**What is being asked**
Repeat the material exactly, leaving nothing out.

**Given records**
********
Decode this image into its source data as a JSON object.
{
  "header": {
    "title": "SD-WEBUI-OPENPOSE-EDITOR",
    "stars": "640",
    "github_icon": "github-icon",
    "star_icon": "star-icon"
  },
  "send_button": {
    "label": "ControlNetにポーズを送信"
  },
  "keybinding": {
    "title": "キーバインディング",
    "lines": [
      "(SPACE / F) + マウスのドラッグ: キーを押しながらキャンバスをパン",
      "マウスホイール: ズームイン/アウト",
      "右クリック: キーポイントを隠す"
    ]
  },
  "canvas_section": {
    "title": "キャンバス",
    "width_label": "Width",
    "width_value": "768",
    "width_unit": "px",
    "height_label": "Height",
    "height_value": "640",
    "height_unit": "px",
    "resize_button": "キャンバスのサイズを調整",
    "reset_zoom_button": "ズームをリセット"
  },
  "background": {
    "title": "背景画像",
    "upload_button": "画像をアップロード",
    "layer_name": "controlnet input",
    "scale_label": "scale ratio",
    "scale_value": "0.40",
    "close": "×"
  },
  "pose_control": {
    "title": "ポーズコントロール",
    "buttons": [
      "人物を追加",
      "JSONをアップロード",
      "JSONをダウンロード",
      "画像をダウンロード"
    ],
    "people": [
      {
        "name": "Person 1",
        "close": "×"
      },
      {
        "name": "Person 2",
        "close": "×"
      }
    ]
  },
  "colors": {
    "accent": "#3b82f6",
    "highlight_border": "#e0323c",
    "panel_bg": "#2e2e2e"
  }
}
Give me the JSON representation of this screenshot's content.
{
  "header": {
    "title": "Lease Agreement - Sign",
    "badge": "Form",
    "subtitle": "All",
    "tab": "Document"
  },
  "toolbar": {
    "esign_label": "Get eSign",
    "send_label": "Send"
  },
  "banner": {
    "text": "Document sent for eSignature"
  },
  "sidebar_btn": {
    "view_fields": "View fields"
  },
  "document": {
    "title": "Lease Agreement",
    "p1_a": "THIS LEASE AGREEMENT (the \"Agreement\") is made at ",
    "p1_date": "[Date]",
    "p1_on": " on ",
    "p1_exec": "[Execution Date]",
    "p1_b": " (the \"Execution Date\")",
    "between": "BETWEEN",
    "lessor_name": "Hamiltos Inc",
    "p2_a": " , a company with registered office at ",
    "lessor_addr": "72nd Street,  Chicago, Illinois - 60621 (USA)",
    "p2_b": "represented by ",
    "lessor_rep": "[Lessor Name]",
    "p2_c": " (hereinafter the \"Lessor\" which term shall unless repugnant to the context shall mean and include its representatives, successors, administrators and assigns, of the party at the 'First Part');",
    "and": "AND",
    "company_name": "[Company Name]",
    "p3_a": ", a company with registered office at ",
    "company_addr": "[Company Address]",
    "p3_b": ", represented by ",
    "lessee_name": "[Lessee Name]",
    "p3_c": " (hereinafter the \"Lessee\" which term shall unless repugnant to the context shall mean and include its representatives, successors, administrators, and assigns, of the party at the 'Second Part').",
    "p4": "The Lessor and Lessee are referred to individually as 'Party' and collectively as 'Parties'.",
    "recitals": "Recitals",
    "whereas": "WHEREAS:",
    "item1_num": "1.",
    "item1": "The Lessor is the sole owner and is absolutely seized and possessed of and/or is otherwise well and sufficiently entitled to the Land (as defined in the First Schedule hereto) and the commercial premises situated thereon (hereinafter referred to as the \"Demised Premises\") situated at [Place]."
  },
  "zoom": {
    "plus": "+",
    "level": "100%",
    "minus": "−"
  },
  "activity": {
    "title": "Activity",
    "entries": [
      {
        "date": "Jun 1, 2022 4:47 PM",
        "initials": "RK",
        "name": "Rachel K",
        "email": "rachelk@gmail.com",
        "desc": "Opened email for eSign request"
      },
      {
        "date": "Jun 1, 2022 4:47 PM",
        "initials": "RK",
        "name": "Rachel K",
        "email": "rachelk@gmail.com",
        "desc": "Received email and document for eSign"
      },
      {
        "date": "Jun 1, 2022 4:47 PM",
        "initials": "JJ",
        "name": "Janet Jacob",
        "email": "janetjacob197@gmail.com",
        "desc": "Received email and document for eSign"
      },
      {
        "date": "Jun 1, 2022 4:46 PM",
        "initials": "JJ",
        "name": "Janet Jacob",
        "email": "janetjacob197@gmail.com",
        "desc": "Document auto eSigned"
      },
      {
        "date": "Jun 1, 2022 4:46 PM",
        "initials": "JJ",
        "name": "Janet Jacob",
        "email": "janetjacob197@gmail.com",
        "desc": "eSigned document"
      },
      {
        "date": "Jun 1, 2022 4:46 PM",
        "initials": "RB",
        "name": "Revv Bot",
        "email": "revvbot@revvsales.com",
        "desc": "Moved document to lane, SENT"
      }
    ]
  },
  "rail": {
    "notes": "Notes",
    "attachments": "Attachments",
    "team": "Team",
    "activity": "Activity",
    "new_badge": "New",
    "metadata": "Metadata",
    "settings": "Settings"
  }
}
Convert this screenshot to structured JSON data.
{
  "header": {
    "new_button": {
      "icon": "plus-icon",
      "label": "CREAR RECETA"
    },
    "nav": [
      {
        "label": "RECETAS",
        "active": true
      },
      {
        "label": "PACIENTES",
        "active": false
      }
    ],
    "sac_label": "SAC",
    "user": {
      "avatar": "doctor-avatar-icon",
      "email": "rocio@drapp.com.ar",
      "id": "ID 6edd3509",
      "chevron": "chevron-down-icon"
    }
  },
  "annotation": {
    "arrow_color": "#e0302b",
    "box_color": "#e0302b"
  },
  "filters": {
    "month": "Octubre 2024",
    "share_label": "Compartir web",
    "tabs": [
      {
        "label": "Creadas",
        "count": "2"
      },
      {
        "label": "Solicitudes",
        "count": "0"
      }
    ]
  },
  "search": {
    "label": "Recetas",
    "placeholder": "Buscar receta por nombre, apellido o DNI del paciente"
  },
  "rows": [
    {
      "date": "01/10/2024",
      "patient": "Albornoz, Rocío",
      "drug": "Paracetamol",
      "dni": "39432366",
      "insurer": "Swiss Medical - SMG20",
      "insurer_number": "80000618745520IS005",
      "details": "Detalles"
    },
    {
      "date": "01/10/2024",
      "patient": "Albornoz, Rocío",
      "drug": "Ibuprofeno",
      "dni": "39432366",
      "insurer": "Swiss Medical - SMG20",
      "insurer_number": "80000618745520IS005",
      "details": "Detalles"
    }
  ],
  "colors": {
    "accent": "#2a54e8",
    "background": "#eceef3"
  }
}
********
**Finished task**
Decode this image into its source data as a JSON object.
{
  "header": {
    "title": "SD-WEBUI-OPENPOSE-EDITOR",
    "stars": "640",
    "github_icon": "github-icon",
    "star_icon": "star-icon"
  },
  "send_button": {
    "label": "ControlNetにポーズを送信"
  },
  "keybinding": {
    "title": "キーバインディング",
    "lines": [
      "(SPACE / F) + マウスのドラッグ: キーを押しながらキャンバスをパン",
      "マウスホイール: ズームイン/アウト",
      "右クリック: キーポイントを隠す"
    ]
  },
  "canvas_section": {
    "title": "キャンバス",
    "width_label": "Width",
    "width_value": "768",
    "width_unit": "px",
    "height_label": "Height",
    "height_value": "640",
    "height_unit": "px",
    "resize_button": "キャンバスのサイズを調整",
    "reset_zoom_button": "ズームをリセット"
  },
  "background": {
    "title": "背景画像",
    "upload_button": "画像をアップロード",
    "layer_name": "controlnet input",
    "scale_label": "scale ratio",
    "scale_value": "0.40",
    "close": "×"
  },
  "pose_control": {
    "title": "ポーズコントロール",
    "buttons": [
      "人物を追加",
      "JSONをアップロード",
      "JSONをダウンロード",
      "画像をダウンロード"
    ],
    "people": [
      {
        "name": "Person 1",
        "close": "×"
      },
      {
        "name": "Person 2",
        "close": "×"
      }
    ]
  },
  "colors": {
    "accent": "#3b82f6",
    "highlight_border": "#e0323c",
    "panel_bg": "#2e2e2e"
  }
}
Give me the JSON representation of this screenshot's content.
{
  "header": {
    "title": "Lease Agreement - Sign",
    "badge": "Form",
    "subtitle": "All",
    "tab": "Document"
  },
  "toolbar": {
    "esign_label": "Get eSign",
    "send_label": "Send"
  },
  "banner": {
    "text": "Document sent for eSignature"
  },
  "sidebar_btn": {
    "view_fields": "View fields"
  },
  "document": {
    "title": "Lease Agreement",
    "p1_a": "THIS LEASE AGREEMENT (the \"Agreement\") is made at ",
    "p1_date": "[Date]",
    "p1_on": " on ",
    "p1_exec": "[Execution Date]",
    "p1_b": " (the \"Execution Date\")",
    "between": "BETWEEN",
    "lessor_name": "Hamiltos Inc",
    "p2_a": " , a company with registered office at ",
    "lessor_addr": "72nd Street,  Chicago, Illinois - 60621 (USA)",
    "p2_b": "represented by ",
    "lessor_rep": "[Lessor Name]",
    "p2_c": " (hereinafter the \"Lessor\" which term shall unless repugnant to the context shall mean and include its representatives, successors, administrators and assigns, of the party at the 'First Part');",
    "and": "AND",
    "company_name": "[Company Name]",
    "p3_a": ", a company with registered office at ",
    "company_addr": "[Company Address]",
    "p3_b": ", represented by ",
    "lessee_name": "[Lessee Name]",
    "p3_c": " (hereinafter the \"Lessee\" which term shall unless repugnant to the context shall mean and include its representatives, successors, administrators, and assigns, of the party at the 'Second Part').",
    "p4": "The Lessor and Lessee are referred to individually as 'Party' and collectively as 'Parties'.",
    "recitals": "Recitals",
    "whereas": "WHEREAS:",
    "item1_num": "1.",
    "item1": "The Lessor is the sole owner and is absolutely seized and possessed of and/or is otherwise well and sufficiently entitled to the Land (as defined in the First Schedule hereto) and the commercial premises situated thereon (hereinafter referred to as the \"Demised Premises\") situated at [Place]."
  },
  "zoom": {
    "plus": "+",
    "level": "100%",
    "minus": "−"
  },
  "activity": {
    "title": "Activity",
    "entries": [
      {
        "date": "Jun 1, 2022 4:47 PM",
        "initials": "RK",
        "name": "Rachel K",
        "email": "rachelk@gmail.com",
        "desc": "Opened email for eSign request"
      },
      {
        "date": "Jun 1, 2022 4:47 PM",
        "initials": "RK",
        "name": "Rachel K",
        "email": "rachelk@gmail.com",
        "desc": "Received email and document for eSign"
      },
      {
        "date": "Jun 1, 2022 4:47 PM",
        "initials": "JJ",
        "name": "Janet Jacob",
        "email": "janetjacob197@gmail.com",
        "desc": "Received email and document for eSign"
      },
      {
        "date": "Jun 1, 2022 4:46 PM",
        "initials": "JJ",
        "name": "Janet Jacob",
        "email": "janetjacob197@gmail.com",
        "desc": "Document auto eSigned"
      },
      {
        "date": "Jun 1, 2022 4:46 PM",
        "initials": "JJ",
        "name": "Janet Jacob",
        "email": "janetjacob197@gmail.com",
        "desc": "eSigned document"
      },
      {
        "date": "Jun 1, 2022 4:46 PM",
        "initials": "RB",
        "name": "Revv Bot",
        "email": "revvbot@revvsales.com",
        "desc": "Moved document to lane, SENT"
      }
    ]
  },
  "rail": {
    "notes": "Notes",
    "attachments": "Attachments",
    "team": "Team",
    "activity": "Activity",
    "new_badge": "New",
    "metadata": "Metadata",
    "settings": "Settings"
  }
}
Convert this screenshot to structured JSON data.
{
  "header": {
    "new_button": {
      "icon": "plus-icon",
      "label": "CREAR RECETA"
    },
    "nav": [
      {
        "label": "RECETAS",
        "active": true
      },
      {
        "label": "PACIENTES",
        "active": false
      }
    ],
    "sac_label": "SAC",
    "user": {
      "avatar": "doctor-avatar-icon",
      "email": "rocio@drapp.com.ar",
      "id": "ID 6edd3509",
      "chevron": "chevron-down-icon"
    }
  },
  "annotation": {
    "arrow_color": "#e0302b",
    "box_color": "#e0302b"
  },
  "filters": {
    "month": "Octubre 2024",
    "share_label": "Compartir web",
    "tabs": [
      {
        "label": "Creadas",
        "count": "2"
      },
      {
        "label": "Solicitudes",
        "count": "0"
      }
    ]
  },
  "search": {
    "label": "Recetas",
    "placeholder": "Buscar receta por nombre, apellido o DNI del paciente"
  },
  "rows": [
    {
      "date": "01/10/2024",
      "patient": "Albornoz, Rocío",
      "drug": "Paracetamol",
      "dni": "39432366",
      "insurer": "Swiss Medical - SMG20",
      "insurer_number": "80000618745520IS005",
      "details": "Detalles"
    },
    {
      "date": "01/10/2024",
      "patient": "Albornoz, Rocío",
      "drug": "Ibuprofeno",
      "dni": "39432366",
      "insurer": "Swiss Medical - SMG20",
      "insurer_number": "80000618745520IS005",
      "details": "Detalles"
    }
  ],
  "colors": {
    "accent": "#2a54e8",
    "background": "#eceef3"
  }
}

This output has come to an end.